→ Directions for this task:
Return each line of the records holding the string "Наводнения".

● ● ● ●

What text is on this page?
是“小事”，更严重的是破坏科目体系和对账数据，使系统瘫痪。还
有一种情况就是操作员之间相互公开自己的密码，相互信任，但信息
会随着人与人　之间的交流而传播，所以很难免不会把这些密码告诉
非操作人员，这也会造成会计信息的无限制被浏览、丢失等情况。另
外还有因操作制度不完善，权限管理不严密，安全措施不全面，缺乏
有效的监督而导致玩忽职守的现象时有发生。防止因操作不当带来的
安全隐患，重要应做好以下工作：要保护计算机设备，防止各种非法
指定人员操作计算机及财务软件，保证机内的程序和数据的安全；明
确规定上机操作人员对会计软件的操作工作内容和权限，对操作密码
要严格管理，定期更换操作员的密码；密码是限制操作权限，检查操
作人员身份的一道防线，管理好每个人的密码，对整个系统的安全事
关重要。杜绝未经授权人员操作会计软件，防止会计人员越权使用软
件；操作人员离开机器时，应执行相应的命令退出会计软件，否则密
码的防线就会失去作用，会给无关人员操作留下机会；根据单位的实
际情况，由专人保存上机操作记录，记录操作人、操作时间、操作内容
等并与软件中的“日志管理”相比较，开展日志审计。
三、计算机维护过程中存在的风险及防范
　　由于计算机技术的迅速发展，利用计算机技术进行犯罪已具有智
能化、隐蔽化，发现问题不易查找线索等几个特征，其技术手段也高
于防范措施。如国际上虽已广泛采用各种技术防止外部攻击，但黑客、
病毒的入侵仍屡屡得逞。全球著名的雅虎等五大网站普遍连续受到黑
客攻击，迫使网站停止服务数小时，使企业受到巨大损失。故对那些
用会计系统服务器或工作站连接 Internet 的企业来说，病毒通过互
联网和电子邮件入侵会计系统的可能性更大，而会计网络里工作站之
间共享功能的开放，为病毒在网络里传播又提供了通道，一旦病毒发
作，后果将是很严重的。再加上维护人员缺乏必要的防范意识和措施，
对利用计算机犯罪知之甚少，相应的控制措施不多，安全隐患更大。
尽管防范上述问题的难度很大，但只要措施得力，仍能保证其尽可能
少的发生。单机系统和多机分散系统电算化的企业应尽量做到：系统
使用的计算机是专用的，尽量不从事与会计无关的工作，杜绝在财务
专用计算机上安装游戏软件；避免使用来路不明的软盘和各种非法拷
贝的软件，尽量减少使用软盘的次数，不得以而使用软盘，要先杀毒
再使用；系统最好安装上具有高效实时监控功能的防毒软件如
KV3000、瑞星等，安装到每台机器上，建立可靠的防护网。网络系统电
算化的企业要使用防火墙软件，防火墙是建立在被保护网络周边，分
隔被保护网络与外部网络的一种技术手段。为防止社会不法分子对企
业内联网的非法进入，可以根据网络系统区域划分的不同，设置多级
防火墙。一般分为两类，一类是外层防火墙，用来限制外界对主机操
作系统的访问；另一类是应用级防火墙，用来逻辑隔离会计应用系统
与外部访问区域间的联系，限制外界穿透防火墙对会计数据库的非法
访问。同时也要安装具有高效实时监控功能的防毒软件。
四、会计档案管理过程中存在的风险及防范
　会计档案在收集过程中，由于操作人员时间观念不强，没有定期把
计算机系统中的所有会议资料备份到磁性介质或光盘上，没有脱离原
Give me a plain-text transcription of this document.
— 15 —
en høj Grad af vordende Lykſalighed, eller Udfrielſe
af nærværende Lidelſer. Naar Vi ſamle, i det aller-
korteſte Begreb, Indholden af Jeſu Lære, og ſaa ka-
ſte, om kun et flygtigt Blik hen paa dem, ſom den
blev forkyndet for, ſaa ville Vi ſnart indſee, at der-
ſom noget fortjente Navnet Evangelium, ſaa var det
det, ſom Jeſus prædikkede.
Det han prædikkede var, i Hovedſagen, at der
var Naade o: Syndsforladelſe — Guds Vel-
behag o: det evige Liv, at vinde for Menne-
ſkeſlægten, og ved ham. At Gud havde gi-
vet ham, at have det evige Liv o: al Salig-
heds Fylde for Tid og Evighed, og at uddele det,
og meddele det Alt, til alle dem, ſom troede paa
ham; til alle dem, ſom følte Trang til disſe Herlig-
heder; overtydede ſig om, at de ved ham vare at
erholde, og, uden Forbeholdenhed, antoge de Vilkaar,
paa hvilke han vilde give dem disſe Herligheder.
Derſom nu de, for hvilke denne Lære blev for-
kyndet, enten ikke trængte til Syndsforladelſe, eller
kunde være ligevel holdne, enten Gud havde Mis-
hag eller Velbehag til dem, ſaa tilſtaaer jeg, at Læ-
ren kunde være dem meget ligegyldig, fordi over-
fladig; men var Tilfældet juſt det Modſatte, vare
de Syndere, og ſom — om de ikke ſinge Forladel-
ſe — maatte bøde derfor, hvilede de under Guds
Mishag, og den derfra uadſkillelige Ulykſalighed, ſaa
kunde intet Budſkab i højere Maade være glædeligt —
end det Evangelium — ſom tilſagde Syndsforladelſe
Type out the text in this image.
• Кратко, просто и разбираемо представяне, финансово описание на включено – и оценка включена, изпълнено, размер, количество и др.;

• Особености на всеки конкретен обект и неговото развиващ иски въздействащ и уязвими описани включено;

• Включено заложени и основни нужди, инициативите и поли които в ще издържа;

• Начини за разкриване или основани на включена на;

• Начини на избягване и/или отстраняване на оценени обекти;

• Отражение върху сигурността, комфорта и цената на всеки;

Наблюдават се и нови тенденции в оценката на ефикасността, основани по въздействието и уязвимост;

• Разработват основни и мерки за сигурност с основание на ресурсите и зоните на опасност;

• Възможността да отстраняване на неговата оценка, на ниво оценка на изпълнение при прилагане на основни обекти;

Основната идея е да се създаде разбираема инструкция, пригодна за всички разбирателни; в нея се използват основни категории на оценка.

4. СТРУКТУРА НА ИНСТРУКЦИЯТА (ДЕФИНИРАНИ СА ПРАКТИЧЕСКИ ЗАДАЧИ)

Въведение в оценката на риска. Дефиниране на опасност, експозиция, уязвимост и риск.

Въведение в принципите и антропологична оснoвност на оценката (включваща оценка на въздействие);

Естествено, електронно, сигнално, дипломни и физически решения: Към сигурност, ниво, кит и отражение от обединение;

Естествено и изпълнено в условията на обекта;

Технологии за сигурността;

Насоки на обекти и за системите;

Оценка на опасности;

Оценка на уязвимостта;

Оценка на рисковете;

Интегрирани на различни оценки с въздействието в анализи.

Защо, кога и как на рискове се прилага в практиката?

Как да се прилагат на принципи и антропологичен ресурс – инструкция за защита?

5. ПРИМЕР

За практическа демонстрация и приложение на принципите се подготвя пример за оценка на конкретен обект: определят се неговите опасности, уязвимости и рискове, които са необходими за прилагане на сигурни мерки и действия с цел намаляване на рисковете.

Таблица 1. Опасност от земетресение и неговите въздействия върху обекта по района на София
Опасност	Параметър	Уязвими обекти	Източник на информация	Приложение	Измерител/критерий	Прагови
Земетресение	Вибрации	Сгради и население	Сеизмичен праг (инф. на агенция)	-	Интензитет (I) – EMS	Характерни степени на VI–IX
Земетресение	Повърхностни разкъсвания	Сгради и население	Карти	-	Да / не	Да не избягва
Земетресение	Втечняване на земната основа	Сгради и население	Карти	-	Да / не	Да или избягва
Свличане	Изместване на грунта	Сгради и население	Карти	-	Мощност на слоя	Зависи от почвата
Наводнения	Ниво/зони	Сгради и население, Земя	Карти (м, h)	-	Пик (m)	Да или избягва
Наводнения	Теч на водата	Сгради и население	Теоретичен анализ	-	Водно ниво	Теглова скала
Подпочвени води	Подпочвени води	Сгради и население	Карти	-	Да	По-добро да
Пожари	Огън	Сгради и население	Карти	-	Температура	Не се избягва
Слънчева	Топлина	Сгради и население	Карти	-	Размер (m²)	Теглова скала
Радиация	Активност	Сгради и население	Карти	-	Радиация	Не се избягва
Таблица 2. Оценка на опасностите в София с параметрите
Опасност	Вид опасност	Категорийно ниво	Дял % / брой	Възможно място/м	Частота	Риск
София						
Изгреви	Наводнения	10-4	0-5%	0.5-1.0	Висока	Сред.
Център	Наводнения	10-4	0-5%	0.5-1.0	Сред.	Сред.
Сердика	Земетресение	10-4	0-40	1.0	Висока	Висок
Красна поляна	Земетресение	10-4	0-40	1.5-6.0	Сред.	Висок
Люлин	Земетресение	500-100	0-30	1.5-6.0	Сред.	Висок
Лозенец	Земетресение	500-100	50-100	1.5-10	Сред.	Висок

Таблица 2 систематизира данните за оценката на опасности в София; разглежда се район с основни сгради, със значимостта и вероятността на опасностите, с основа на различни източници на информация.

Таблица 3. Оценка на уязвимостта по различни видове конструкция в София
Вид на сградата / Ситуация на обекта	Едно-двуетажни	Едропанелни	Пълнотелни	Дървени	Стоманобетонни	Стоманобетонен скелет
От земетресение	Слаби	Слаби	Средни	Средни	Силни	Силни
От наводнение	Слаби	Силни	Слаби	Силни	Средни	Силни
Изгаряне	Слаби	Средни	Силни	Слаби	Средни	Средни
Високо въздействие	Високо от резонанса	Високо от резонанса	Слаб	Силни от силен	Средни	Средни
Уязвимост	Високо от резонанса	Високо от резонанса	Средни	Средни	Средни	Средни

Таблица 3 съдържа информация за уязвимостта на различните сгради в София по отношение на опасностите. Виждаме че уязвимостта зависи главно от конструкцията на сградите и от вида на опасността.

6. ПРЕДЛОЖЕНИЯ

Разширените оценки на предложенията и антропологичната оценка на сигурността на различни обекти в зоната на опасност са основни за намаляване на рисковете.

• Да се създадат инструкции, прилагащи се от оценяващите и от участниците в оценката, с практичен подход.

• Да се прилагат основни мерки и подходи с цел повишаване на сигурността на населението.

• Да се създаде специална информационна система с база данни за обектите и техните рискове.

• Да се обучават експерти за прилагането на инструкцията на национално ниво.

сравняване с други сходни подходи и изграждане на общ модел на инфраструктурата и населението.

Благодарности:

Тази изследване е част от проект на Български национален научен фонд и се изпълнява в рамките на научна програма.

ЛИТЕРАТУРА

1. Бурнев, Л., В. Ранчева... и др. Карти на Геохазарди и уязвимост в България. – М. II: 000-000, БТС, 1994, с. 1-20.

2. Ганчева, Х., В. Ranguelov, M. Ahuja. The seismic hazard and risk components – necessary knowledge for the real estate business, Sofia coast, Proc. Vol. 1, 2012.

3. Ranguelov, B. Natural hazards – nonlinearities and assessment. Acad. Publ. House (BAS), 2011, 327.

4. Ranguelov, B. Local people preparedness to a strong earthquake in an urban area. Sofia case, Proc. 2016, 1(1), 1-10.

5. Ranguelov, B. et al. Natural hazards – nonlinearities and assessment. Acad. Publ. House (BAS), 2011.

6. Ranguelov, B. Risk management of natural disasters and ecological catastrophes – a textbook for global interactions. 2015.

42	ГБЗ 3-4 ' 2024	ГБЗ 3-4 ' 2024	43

● ● ● ●

→ Correct output:
Наводнения	Ниво/зони	Сгради и население, Земя	Карти (м, h)	-	Пик (m)	Да или избягва
Наводнения	Теч на водата	Сгради и население	Теоретичен анализ	-	Водно ниво	Теглова скала
Изгреви	Наводнения	10-4	0-5%	0.5-1.0	Висока	Сред.
Център	Наводнения	10-4	0-5%	0.5-1.0	Сред.	Сред.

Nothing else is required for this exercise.